> _Records shown_:

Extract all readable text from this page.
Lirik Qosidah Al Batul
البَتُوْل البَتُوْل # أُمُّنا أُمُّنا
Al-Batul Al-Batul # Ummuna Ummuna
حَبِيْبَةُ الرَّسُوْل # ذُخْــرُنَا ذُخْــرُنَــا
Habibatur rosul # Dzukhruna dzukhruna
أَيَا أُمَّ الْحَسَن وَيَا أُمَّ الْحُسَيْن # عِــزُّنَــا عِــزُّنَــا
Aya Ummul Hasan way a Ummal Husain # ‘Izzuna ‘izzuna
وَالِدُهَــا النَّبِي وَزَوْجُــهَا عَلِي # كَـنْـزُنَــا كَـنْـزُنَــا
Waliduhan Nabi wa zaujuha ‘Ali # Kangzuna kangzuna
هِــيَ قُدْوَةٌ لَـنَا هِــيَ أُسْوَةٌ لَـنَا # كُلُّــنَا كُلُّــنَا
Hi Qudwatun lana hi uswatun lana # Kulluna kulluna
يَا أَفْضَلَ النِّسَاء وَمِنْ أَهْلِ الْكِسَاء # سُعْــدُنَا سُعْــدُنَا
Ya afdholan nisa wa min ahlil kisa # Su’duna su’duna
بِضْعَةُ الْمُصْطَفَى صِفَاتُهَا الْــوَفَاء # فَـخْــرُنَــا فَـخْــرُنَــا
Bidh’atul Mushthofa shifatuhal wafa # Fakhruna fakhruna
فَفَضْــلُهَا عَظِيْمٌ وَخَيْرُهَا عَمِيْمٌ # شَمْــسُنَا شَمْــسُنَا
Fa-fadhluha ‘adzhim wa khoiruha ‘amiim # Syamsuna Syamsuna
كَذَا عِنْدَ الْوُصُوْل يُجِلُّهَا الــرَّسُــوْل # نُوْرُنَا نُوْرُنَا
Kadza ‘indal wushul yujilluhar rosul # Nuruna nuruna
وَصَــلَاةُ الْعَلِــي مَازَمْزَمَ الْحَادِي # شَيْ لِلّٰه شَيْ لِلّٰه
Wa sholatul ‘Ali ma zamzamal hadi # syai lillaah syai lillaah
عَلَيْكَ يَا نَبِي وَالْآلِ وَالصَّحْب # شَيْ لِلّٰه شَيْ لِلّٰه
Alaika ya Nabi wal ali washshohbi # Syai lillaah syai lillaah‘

> _Set problem_:
Gather each line in the data that holds the string "lillaah".

> _Response to this exercise_:
Wa sholatul ‘Ali ma zamzamal hadi # syai lillaah syai lillaah
Alaika ya Nabi wal ali washshohbi # Syai lillaah syai lillaah‘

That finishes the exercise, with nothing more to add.